Stored records:
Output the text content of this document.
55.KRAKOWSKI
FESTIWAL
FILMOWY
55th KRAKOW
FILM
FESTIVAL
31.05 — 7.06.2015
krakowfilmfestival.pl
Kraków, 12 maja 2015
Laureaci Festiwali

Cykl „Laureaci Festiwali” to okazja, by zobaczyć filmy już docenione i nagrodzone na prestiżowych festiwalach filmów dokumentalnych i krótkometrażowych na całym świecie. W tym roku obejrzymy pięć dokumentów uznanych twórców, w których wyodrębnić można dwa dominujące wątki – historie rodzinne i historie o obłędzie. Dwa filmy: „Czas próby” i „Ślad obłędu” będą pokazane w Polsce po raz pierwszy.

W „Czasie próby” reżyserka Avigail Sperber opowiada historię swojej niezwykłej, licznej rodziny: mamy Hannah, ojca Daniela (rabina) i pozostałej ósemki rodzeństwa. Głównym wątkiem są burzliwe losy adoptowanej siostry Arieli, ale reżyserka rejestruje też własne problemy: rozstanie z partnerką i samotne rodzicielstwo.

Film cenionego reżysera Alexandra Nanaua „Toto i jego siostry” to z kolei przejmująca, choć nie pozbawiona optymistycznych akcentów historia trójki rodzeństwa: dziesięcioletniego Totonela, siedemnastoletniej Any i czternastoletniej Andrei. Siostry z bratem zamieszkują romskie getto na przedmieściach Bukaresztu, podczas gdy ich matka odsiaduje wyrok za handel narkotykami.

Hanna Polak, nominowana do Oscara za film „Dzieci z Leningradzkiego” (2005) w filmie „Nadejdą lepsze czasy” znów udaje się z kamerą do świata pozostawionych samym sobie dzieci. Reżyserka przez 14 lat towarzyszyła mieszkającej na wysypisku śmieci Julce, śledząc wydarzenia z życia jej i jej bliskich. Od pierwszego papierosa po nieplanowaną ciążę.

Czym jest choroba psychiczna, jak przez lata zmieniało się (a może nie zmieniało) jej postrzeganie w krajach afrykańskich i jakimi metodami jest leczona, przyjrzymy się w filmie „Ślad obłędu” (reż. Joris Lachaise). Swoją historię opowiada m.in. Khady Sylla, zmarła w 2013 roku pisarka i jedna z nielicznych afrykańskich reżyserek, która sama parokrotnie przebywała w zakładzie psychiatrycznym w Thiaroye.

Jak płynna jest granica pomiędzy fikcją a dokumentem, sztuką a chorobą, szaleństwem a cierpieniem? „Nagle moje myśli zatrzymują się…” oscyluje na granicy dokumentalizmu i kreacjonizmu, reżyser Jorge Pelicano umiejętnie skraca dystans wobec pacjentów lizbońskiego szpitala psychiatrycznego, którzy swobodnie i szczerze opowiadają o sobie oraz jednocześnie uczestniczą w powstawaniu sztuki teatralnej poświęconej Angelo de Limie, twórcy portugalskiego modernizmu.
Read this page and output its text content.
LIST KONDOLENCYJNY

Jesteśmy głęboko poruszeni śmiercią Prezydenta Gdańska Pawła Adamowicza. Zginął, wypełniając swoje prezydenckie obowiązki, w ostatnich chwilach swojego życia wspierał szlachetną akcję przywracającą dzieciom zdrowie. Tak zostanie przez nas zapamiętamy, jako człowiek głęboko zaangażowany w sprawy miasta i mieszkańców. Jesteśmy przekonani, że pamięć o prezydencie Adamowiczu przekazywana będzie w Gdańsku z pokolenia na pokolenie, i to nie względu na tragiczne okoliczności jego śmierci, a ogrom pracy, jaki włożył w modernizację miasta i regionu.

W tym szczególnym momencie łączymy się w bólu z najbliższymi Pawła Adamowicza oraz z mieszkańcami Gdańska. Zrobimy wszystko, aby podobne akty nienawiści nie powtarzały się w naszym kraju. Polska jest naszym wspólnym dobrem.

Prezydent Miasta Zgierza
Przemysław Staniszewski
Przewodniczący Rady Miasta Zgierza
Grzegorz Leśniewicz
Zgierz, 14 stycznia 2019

Aim of the exercise:
Return every record, word for word.

Output of the task:
Output the text content of this document.
55.KRAKOWSKI
FESTIWAL
FILMOWY
55th KRAKOW
FILM
FESTIVAL
31.05 — 7.06.2015
krakowfilmfestival.pl
Kraków, 12 maja 2015
Laureaci Festiwali

Cykl „Laureaci Festiwali” to okazja, by zobaczyć filmy już docenione i nagrodzone na prestiżowych festiwalach filmów dokumentalnych i krótkometrażowych na całym świecie. W tym roku obejrzymy pięć dokumentów uznanych twórców, w których wyodrębnić można dwa dominujące wątki – historie rodzinne i historie o obłędzie. Dwa filmy: „Czas próby” i „Ślad obłędu” będą pokazane w Polsce po raz pierwszy.

W „Czasie próby” reżyserka Avigail Sperber opowiada historię swojej niezwykłej, licznej rodziny: mamy Hannah, ojca Daniela (rabina) i pozostałej ósemki rodzeństwa. Głównym wątkiem są burzliwe losy adoptowanej siostry Arieli, ale reżyserka rejestruje też własne problemy: rozstanie z partnerką i samotne rodzicielstwo.

Film cenionego reżysera Alexandra Nanaua „Toto i jego siostry” to z kolei przejmująca, choć nie pozbawiona optymistycznych akcentów historia trójki rodzeństwa: dziesięcioletniego Totonela, siedemnastoletniej Any i czternastoletniej Andrei. Siostry z bratem zamieszkują romskie getto na przedmieściach Bukaresztu, podczas gdy ich matka odsiaduje wyrok za handel narkotykami.

Hanna Polak, nominowana do Oscara za film „Dzieci z Leningradzkiego” (2005) w filmie „Nadejdą lepsze czasy” znów udaje się z kamerą do świata pozostawionych samym sobie dzieci. Reżyserka przez 14 lat towarzyszyła mieszkającej na wysypisku śmieci Julce, śledząc wydarzenia z życia jej i jej bliskich. Od pierwszego papierosa po nieplanowaną ciążę.

Czym jest choroba psychiczna, jak przez lata zmieniało się (a może nie zmieniało) jej postrzeganie w krajach afrykańskich i jakimi metodami jest leczona, przyjrzymy się w filmie „Ślad obłędu” (reż. Joris Lachaise). Swoją historię opowiada m.in. Khady Sylla, zmarła w 2013 roku pisarka i jedna z nielicznych afrykańskich reżyserek, która sama parokrotnie przebywała w zakładzie psychiatrycznym w Thiaroye.

Jak płynna jest granica pomiędzy fikcją a dokumentem, sztuką a chorobą, szaleństwem a cierpieniem? „Nagle moje myśli zatrzymują się…” oscyluje na granicy dokumentalizmu i kreacjonizmu, reżyser Jorge Pelicano umiejętnie skraca dystans wobec pacjentów lizbońskiego szpitala psychiatrycznego, którzy swobodnie i szczerze opowiadają o sobie oraz jednocześnie uczestniczą w powstawaniu sztuki teatralnej poświęconej Angelo de Limie, twórcy portugalskiego modernizmu.
Read this page and output its text content.
LIST KONDOLENCYJNY

Jesteśmy głęboko poruszeni śmiercią Prezydenta Gdańska Pawła Adamowicza. Zginął, wypełniając swoje prezydenckie obowiązki, w ostatnich chwilach swojego życia wspierał szlachetną akcję przywracającą dzieciom zdrowie. Tak zostanie przez nas zapamiętamy, jako człowiek głęboko zaangażowany w sprawy miasta i mieszkańców. Jesteśmy przekonani, że pamięć o prezydencie Adamowiczu przekazywana będzie w Gdańsku z pokolenia na pokolenie, i to nie względu na tragiczne okoliczności jego śmierci, a ogrom pracy, jaki włożył w modernizację miasta i regionu.

W tym szczególnym momencie łączymy się w bólu z najbliższymi Pawła Adamowicza oraz z mieszkańcami Gdańska. Zrobimy wszystko, aby podobne akty nienawiści nie powtarzały się w naszym kraju. Polska jest naszym wspólnym dobrem.

Prezydent Miasta Zgierza
Przemysław Staniszewski
Przewodniczący Rady Miasta Zgierza
Grzegorz Leśniewicz
Zgierz, 14 stycznia 2019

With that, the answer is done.